Your goal:
Gather all lines from the material that contain the word "name".

Figure record listings:
"""

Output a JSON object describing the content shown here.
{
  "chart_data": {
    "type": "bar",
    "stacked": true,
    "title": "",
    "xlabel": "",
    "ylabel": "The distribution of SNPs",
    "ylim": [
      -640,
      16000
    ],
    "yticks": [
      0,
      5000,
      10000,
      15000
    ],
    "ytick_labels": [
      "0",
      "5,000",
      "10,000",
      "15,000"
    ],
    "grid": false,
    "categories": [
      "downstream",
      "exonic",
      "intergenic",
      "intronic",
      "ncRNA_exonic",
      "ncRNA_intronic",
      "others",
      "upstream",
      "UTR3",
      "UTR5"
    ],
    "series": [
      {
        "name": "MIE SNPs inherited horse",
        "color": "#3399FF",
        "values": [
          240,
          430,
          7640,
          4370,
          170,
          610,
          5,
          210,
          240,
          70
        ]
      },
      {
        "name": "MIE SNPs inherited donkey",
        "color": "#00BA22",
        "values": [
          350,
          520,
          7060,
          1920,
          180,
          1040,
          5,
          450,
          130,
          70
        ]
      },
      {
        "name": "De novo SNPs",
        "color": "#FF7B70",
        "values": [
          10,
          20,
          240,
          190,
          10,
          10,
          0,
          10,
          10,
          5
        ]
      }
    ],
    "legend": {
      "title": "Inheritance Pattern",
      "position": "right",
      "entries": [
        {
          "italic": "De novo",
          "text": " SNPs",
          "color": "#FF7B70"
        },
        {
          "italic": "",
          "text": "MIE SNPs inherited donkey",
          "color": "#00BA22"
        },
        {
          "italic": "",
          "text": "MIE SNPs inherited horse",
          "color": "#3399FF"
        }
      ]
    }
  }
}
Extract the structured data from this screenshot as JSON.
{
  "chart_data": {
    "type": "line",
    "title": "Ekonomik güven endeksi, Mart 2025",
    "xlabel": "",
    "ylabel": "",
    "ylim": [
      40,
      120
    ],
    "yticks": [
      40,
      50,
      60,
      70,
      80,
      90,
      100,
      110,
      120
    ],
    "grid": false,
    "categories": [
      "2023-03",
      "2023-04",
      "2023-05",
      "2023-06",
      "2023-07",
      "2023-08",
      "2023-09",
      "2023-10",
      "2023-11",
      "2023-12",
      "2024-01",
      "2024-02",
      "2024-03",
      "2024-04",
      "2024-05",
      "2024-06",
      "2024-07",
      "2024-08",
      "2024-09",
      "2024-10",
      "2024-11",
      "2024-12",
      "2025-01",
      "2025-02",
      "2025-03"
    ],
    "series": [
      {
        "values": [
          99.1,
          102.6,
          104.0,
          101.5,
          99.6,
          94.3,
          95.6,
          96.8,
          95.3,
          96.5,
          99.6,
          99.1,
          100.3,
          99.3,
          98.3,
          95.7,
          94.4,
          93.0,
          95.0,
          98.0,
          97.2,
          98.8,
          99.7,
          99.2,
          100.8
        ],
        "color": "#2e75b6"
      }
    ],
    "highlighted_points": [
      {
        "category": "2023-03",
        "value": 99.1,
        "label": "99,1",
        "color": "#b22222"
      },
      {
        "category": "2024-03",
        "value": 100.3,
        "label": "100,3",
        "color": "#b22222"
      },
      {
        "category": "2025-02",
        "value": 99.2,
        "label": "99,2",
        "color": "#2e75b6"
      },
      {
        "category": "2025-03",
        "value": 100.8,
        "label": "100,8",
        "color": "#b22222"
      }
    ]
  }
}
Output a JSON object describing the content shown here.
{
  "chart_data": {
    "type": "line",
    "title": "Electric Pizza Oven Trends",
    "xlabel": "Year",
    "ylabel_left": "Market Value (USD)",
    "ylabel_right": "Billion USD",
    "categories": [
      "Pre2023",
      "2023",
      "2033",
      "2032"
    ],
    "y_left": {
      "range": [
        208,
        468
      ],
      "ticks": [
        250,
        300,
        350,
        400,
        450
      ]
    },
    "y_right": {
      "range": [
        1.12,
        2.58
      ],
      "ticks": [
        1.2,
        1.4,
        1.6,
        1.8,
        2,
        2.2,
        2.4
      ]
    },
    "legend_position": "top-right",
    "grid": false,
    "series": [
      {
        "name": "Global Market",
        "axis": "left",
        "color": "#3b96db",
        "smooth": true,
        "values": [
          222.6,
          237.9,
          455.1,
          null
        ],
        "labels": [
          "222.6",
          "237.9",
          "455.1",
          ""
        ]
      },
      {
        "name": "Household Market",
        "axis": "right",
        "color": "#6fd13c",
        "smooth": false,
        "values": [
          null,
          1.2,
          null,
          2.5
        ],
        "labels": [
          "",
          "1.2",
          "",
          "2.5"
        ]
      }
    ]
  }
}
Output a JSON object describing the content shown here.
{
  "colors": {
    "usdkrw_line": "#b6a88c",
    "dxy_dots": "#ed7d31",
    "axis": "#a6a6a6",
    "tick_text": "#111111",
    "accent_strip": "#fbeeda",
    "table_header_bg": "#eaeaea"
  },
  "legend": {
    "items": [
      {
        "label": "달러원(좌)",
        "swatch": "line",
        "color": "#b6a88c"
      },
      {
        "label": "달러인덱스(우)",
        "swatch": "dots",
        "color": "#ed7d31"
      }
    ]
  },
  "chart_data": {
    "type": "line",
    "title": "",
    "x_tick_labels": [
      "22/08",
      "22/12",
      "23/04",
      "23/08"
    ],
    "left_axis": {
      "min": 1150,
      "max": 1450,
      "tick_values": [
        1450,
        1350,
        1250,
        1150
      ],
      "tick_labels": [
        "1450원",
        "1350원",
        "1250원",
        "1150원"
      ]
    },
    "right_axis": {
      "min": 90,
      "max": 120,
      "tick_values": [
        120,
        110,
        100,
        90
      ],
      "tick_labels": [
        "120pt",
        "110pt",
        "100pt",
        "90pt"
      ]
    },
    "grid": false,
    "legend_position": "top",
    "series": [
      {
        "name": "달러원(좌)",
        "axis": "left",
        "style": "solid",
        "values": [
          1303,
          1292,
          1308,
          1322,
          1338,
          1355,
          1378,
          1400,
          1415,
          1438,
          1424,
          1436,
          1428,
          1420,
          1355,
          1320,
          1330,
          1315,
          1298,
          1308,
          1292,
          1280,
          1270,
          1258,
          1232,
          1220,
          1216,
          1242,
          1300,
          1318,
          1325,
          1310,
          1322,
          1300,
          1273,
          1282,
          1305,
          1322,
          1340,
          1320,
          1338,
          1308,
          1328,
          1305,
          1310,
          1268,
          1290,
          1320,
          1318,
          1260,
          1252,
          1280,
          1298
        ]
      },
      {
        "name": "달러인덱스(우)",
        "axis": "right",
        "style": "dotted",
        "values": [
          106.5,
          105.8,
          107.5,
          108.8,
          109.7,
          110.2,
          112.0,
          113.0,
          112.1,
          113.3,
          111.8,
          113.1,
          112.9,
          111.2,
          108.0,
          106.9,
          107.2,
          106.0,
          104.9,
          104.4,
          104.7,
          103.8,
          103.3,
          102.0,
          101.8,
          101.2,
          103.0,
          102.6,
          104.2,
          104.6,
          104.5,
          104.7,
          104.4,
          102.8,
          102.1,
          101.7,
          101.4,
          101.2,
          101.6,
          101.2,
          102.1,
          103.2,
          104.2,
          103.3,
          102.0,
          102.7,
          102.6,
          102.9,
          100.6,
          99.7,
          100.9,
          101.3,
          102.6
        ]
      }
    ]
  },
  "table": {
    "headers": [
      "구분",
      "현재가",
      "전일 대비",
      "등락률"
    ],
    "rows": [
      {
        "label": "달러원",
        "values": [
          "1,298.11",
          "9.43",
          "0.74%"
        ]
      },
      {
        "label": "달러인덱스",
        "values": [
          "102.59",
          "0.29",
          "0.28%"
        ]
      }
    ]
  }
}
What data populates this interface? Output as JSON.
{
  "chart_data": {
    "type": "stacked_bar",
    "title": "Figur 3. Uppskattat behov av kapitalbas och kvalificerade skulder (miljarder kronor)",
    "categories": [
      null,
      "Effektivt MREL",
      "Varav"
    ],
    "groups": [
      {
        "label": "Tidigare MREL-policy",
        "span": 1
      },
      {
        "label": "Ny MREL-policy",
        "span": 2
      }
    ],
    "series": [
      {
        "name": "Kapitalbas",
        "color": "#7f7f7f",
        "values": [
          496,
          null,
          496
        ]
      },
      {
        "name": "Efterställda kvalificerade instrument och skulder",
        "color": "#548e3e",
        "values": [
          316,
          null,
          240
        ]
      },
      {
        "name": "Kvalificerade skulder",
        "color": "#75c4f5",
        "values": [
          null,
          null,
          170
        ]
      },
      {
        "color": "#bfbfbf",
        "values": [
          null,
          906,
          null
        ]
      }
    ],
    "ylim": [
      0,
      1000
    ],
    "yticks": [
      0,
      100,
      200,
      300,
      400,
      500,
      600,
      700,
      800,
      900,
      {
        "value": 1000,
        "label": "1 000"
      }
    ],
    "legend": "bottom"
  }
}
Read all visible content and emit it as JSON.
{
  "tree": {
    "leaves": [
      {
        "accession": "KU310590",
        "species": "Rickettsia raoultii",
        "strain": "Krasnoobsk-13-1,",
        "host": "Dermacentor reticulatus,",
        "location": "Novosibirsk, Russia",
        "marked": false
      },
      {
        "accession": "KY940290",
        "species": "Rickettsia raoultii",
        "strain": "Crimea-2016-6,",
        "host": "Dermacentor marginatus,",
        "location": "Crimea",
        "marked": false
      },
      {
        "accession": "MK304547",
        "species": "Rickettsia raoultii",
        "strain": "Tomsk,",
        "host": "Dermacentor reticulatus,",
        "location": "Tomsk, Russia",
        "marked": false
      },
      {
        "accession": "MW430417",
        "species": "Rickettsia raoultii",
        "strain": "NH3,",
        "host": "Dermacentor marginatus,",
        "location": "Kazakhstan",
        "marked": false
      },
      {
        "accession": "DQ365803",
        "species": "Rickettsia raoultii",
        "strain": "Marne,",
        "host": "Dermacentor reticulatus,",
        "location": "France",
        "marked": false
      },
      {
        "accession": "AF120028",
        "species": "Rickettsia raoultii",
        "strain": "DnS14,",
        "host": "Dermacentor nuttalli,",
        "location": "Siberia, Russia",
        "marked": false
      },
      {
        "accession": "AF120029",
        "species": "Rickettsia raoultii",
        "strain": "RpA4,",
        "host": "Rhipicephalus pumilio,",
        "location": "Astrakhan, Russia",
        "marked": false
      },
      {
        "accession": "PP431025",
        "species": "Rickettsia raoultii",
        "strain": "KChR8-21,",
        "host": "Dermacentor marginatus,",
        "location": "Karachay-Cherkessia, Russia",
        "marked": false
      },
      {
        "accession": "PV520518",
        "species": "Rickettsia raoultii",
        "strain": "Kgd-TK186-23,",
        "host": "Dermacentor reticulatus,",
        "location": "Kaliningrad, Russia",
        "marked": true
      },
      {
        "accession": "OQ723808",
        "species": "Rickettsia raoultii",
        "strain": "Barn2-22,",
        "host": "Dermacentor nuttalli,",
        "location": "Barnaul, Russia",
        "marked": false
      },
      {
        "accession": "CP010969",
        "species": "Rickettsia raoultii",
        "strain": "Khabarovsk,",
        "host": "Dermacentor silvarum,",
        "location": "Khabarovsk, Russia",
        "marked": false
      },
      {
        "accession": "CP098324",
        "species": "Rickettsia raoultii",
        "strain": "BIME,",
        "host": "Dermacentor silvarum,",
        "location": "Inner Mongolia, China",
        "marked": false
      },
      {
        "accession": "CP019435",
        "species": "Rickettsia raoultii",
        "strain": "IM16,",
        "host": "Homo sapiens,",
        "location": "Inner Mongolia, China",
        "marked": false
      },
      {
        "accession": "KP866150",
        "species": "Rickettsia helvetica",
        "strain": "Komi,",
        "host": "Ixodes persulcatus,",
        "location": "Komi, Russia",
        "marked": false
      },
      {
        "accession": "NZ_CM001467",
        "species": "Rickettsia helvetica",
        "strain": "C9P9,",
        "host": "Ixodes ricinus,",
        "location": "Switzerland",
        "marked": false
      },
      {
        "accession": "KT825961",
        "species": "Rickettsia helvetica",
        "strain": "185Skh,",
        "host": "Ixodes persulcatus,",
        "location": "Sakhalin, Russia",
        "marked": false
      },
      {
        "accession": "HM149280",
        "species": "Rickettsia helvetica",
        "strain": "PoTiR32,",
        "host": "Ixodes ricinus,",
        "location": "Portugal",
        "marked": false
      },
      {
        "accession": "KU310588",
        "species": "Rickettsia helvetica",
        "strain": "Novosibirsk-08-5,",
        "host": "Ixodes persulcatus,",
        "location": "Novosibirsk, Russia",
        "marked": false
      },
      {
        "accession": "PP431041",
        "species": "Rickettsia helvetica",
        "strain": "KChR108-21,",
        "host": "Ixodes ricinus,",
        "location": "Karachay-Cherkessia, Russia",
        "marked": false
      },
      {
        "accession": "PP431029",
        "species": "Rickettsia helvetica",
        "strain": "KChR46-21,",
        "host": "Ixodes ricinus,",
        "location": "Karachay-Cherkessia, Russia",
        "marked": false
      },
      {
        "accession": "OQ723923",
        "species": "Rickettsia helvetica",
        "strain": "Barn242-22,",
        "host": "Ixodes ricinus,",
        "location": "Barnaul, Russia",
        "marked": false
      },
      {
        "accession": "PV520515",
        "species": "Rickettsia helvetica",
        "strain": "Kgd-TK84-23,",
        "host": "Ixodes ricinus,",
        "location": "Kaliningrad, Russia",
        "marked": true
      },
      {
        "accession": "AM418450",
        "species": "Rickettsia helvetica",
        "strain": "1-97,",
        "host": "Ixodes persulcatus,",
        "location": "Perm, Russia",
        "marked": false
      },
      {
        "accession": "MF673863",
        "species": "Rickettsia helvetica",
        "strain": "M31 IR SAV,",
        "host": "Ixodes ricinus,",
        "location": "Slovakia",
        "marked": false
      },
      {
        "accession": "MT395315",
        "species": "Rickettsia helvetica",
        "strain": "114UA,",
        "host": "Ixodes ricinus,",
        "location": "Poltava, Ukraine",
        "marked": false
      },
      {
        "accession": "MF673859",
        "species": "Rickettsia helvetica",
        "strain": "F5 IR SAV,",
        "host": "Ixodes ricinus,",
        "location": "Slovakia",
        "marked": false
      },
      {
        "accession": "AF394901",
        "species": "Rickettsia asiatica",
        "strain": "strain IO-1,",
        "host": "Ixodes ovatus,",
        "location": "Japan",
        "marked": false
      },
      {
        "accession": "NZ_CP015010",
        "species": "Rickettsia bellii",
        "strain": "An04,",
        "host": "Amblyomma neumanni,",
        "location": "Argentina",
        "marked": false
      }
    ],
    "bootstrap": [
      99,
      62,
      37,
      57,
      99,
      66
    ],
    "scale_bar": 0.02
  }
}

"""

Response for this exercise:
        "name": "MIE SNPs inherited horse",
        "name": "MIE SNPs inherited donkey",
        "name": "De novo SNPs",
        "name": "Global Market",
        "name": "Household Market",
        "name": "달러원(좌)",
        "name": "달러인덱스(우)",
        "name": "Kapitalbas",
        "name": "Efterställda kvalificerade instrument och skulder",
        "name": "Kvalificerade skulder",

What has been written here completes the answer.